• _Do this_:
Every line of the material is to be repeated exactly as it stands.

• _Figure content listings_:
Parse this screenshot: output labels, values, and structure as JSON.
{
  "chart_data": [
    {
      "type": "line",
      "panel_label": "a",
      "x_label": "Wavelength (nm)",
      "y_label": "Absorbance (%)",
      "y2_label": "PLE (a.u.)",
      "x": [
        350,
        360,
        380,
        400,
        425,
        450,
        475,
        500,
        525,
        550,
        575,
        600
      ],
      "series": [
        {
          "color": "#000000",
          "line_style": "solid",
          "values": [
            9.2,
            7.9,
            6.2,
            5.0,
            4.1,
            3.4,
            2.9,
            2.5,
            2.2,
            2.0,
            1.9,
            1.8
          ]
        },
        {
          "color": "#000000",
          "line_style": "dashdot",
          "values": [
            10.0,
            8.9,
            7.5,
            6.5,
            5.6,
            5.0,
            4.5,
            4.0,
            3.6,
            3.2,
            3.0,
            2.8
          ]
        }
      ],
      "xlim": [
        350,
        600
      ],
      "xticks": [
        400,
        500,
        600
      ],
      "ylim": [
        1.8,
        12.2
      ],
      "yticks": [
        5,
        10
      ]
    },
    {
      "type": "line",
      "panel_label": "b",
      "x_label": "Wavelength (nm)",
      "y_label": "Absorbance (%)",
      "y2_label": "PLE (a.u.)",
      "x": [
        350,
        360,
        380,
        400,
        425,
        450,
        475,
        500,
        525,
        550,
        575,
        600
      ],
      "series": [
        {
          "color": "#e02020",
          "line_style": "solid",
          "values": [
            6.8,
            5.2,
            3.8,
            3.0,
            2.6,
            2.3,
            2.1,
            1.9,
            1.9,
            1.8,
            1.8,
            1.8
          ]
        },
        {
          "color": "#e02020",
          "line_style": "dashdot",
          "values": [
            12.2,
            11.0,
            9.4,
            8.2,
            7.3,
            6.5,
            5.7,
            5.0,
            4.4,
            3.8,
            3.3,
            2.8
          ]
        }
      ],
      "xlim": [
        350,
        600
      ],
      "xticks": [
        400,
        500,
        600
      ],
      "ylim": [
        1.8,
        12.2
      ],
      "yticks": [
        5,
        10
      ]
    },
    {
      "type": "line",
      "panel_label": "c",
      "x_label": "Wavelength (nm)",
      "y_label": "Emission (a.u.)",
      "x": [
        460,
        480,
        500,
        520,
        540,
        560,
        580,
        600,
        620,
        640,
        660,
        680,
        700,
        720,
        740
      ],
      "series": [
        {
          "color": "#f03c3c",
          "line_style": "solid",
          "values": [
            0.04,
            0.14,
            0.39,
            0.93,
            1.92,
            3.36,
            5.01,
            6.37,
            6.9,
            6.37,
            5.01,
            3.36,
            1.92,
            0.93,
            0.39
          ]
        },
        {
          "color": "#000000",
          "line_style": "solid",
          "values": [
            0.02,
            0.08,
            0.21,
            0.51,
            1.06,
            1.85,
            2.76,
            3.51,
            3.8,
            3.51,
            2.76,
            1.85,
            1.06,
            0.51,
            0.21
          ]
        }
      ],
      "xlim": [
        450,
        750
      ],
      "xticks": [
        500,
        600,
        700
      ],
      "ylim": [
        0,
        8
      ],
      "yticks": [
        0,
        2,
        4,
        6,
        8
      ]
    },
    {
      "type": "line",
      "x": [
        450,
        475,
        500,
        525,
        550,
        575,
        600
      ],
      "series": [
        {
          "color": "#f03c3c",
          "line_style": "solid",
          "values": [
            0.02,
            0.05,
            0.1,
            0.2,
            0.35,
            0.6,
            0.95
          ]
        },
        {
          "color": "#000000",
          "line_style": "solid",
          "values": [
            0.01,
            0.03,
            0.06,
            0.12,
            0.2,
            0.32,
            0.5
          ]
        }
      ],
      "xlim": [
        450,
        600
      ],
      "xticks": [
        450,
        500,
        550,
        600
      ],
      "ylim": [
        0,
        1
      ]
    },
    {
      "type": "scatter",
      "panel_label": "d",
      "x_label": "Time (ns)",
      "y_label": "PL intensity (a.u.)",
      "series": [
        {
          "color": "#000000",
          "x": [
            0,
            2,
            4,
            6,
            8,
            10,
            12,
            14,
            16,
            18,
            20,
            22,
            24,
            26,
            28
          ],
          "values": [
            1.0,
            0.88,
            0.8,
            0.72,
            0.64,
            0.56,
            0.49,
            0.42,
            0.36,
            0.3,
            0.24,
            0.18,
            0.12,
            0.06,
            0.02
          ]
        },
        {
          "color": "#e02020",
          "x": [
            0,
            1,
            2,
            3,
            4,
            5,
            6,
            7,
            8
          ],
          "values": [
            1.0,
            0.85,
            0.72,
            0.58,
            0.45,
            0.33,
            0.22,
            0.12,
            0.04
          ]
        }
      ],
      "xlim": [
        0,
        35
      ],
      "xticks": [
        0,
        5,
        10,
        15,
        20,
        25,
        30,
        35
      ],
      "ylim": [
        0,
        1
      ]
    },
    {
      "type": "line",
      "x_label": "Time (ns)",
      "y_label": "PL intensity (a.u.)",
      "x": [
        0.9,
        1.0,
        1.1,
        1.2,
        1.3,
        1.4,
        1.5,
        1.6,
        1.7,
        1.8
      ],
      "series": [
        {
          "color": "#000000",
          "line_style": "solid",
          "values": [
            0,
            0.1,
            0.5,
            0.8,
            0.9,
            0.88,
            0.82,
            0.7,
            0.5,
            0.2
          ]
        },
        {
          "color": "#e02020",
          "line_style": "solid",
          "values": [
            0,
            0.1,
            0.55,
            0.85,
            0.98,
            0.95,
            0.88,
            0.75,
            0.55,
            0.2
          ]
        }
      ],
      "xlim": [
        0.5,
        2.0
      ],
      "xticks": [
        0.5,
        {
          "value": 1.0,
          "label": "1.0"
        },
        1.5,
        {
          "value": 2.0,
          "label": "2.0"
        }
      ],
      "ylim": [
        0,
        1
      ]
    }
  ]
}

• _Problem solution_:
Parse this screenshot: output labels, values, and structure as JSON.
{
  "chart_data": [
    {
      "type": "line",
      "panel_label": "a",
      "x_label": "Wavelength (nm)",
      "y_label": "Absorbance (%)",
      "y2_label": "PLE (a.u.)",
      "x": [
        350,
        360,
        380,
        400,
        425,
        450,
        475,
        500,
        525,
        550,
        575,
        600
      ],
      "series": [
        {
          "color": "#000000",
          "line_style": "solid",
          "values": [
            9.2,
            7.9,
            6.2,
            5.0,
            4.1,
            3.4,
            2.9,
            2.5,
            2.2,
            2.0,
            1.9,
            1.8
          ]
        },
        {
          "color": "#000000",
          "line_style": "dashdot",
          "values": [
            10.0,
            8.9,
            7.5,
            6.5,
            5.6,
            5.0,
            4.5,
            4.0,
            3.6,
            3.2,
            3.0,
            2.8
          ]
        }
      ],
      "xlim": [
        350,
        600
      ],
      "xticks": [
        400,
        500,
        600
      ],
      "ylim": [
        1.8,
        12.2
      ],
      "yticks": [
        5,
        10
      ]
    },
    {
      "type": "line",
      "panel_label": "b",
      "x_label": "Wavelength (nm)",
      "y_label": "Absorbance (%)",
      "y2_label": "PLE (a.u.)",
      "x": [
        350,
        360,
        380,
        400,
        425,
        450,
        475,
        500,
        525,
        550,
        575,
        600
      ],
      "series": [
        {
          "color": "#e02020",
          "line_style": "solid",
          "values": [
            6.8,
            5.2,
            3.8,
            3.0,
            2.6,
            2.3,
            2.1,
            1.9,
            1.9,
            1.8,
            1.8,
            1.8
          ]
        },
        {
          "color": "#e02020",
          "line_style": "dashdot",
          "values": [
            12.2,
            11.0,
            9.4,
            8.2,
            7.3,
            6.5,
            5.7,
            5.0,
            4.4,
            3.8,
            3.3,
            2.8
          ]
        }
      ],
      "xlim": [
        350,
        600
      ],
      "xticks": [
        400,
        500,
        600
      ],
      "ylim": [
        1.8,
        12.2
      ],
      "yticks": [
        5,
        10
      ]
    },
    {
      "type": "line",
      "panel_label": "c",
      "x_label": "Wavelength (nm)",
      "y_label": "Emission (a.u.)",
      "x": [
        460,
        480,
        500,
        520,
        540,
        560,
        580,
        600,
        620,
        640,
        660,
        680,
        700,
        720,
        740
      ],
      "series": [
        {
          "color": "#f03c3c",
          "line_style": "solid",
          "values": [
            0.04,
            0.14,
            0.39,
            0.93,
            1.92,
            3.36,
            5.01,
            6.37,
            6.9,
            6.37,
            5.01,
            3.36,
            1.92,
            0.93,
            0.39
          ]
        },
        {
          "color": "#000000",
          "line_style": "solid",
          "values": [
            0.02,
            0.08,
            0.21,
            0.51,
            1.06,
            1.85,
            2.76,
            3.51,
            3.8,
            3.51,
            2.76,
            1.85,
            1.06,
            0.51,
            0.21
          ]
        }
      ],
      "xlim": [
        450,
        750
      ],
      "xticks": [
        500,
        600,
        700
      ],
      "ylim": [
        0,
        8
      ],
      "yticks": [
        0,
        2,
        4,
        6,
        8
      ]
    },
    {
      "type": "line",
      "x": [
        450,
        475,
        500,
        525,
        550,
        575,
        600
      ],
      "series": [
        {
          "color": "#f03c3c",
          "line_style": "solid",
          "values": [
            0.02,
            0.05,
            0.1,
            0.2,
            0.35,
            0.6,
            0.95
          ]
        },
        {
          "color": "#000000",
          "line_style": "solid",
          "values": [
            0.01,
            0.03,
            0.06,
            0.12,
            0.2,
            0.32,
            0.5
          ]
        }
      ],
      "xlim": [
        450,
        600
      ],
      "xticks": [
        450,
        500,
        550,
        600
      ],
      "ylim": [
        0,
        1
      ]
    },
    {
      "type": "scatter",
      "panel_label": "d",
      "x_label": "Time (ns)",
      "y_label": "PL intensity (a.u.)",
      "series": [
        {
          "color": "#000000",
          "x": [
            0,
            2,
            4,
            6,
            8,
            10,
            12,
            14,
            16,
            18,
            20,
            22,
            24,
            26,
            28
          ],
          "values": [
            1.0,
            0.88,
            0.8,
            0.72,
            0.64,
            0.56,
            0.49,
            0.42,
            0.36,
            0.3,
            0.24,
            0.18,
            0.12,
            0.06,
            0.02
          ]
        },
        {
          "color": "#e02020",
          "x": [
            0,
            1,
            2,
            3,
            4,
            5,
            6,
            7,
            8
          ],
          "values": [
            1.0,
            0.85,
            0.72,
            0.58,
            0.45,
            0.33,
            0.22,
            0.12,
            0.04
          ]
        }
      ],
      "xlim": [
        0,
        35
      ],
      "xticks": [
        0,
        5,
        10,
        15,
        20,
        25,
        30,
        35
      ],
      "ylim": [
        0,
        1
      ]
    },
    {
      "type": "line",
      "x_label": "Time (ns)",
      "y_label": "PL intensity (a.u.)",
      "x": [
        0.9,
        1.0,
        1.1,
        1.2,
        1.3,
        1.4,
        1.5,
        1.6,
        1.7,
        1.8
      ],
      "series": [
        {
          "color": "#000000",
          "line_style": "solid",
          "values": [
            0,
            0.1,
            0.5,
            0.8,
            0.9,
            0.88,
            0.82,
            0.7,
            0.5,
            0.2
          ]
        },
        {
          "color": "#e02020",
          "line_style": "solid",
          "values": [
            0,
            0.1,
            0.55,
            0.85,
            0.98,
            0.95,
            0.88,
            0.75,
            0.55,
            0.2
          ]
        }
      ],
      "xlim": [
        0.5,
        2.0
      ],
      "xticks": [
        0.5,
        {
          "value": 1.0,
          "label": "1.0"
        },
        1.5,
        {
          "value": 2.0,
          "label": "2.0"
        }
      ],
      "ylim": [
        0,
        1
      ]
    }
  ]
}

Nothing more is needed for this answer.